## Exercise aim
Gather from the listing below each line that includes the word "explorer", and copy it.

___ Data provided

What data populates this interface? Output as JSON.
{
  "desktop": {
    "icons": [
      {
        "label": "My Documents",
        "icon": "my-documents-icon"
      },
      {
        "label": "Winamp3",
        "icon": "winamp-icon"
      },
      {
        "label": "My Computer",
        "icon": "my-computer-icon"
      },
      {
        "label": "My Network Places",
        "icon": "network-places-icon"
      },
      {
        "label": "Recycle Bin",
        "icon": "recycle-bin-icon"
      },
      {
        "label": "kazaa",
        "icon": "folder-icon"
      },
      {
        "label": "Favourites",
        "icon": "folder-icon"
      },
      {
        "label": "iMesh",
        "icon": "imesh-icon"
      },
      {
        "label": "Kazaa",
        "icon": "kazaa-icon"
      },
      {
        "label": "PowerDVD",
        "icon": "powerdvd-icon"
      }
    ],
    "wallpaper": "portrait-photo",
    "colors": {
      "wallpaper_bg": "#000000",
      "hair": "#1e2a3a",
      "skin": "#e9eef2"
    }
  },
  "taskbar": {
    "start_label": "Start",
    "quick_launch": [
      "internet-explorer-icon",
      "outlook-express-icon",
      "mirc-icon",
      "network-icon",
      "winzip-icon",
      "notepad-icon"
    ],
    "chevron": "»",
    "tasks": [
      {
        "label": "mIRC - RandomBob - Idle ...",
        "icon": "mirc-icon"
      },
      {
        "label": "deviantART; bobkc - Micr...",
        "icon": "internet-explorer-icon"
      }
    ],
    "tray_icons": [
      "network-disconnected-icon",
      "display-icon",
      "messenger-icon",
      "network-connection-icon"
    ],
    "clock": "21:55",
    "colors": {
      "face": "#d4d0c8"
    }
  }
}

______

## Written answer
      "internet-explorer-icon",
        "icon": "internet-explorer-icon"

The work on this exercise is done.